#### Task details
Wherever a line holds the word "является", copy that line out.

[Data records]
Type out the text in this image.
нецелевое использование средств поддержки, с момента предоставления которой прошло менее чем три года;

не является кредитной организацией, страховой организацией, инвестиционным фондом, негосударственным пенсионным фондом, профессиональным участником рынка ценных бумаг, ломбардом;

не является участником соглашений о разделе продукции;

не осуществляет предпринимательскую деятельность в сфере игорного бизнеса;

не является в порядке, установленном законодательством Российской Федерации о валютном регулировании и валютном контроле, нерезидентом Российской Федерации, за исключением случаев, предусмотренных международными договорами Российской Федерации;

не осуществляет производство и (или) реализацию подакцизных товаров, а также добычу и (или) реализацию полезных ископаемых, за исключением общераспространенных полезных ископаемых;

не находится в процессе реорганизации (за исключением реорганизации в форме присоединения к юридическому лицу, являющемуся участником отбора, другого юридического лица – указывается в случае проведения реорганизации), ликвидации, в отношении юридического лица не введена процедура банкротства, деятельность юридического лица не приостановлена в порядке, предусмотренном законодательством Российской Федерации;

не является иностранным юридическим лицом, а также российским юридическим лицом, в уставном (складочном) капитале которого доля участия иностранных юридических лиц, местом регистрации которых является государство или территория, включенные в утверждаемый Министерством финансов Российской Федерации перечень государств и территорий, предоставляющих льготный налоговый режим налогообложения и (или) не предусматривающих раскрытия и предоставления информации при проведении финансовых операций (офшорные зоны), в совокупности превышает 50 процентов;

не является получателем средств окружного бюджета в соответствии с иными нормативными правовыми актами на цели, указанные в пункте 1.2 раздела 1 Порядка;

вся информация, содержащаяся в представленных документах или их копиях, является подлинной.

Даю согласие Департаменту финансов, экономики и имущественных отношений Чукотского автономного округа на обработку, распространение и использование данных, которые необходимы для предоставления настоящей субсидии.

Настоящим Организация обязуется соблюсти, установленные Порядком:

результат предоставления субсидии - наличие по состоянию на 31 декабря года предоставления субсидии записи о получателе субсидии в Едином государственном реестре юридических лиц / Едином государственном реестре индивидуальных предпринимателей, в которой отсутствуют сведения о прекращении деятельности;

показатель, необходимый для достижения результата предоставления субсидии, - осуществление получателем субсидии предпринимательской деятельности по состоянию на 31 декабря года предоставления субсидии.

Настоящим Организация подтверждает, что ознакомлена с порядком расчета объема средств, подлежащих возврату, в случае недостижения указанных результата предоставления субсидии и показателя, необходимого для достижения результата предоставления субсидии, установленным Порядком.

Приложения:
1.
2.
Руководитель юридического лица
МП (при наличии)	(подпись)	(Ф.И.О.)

#### Response below
не является кредитной организацией, страховой организацией, инвестиционным фондом, негосударственным пенсионным фондом, профессиональным участником рынка ценных бумаг, ломбардом;
не является участником соглашений о разделе продукции;
не является в порядке, установленном законодательством Российской Федерации о валютном регулировании и валютном контроле, нерезидентом Российской Федерации, за исключением случаев, предусмотренных международными договорами Российской Федерации;
не является иностранным юридическим лицом, а также российским юридическим лицом, в уставном (складочном) капитале которого доля участия иностранных юридических лиц, местом регистрации которых является государство или территория, включенные в утверждаемый Министерством финансов Российской Федерации перечень государств и территорий, предоставляющих льготный налоговый режим налогообложения и (или) не предусматривающих раскрытия и предоставления информации при проведении финансовых операций (офшорные зоны), в совокупности превышает 50 процентов;
не является получателем средств окружного бюджета в соответствии с иными нормативными правовыми актами на цели, указанные в пункте 1.2 раздела 1 Порядка;
вся информация, содержащаяся в представленных документах или их копиях, является подлинной.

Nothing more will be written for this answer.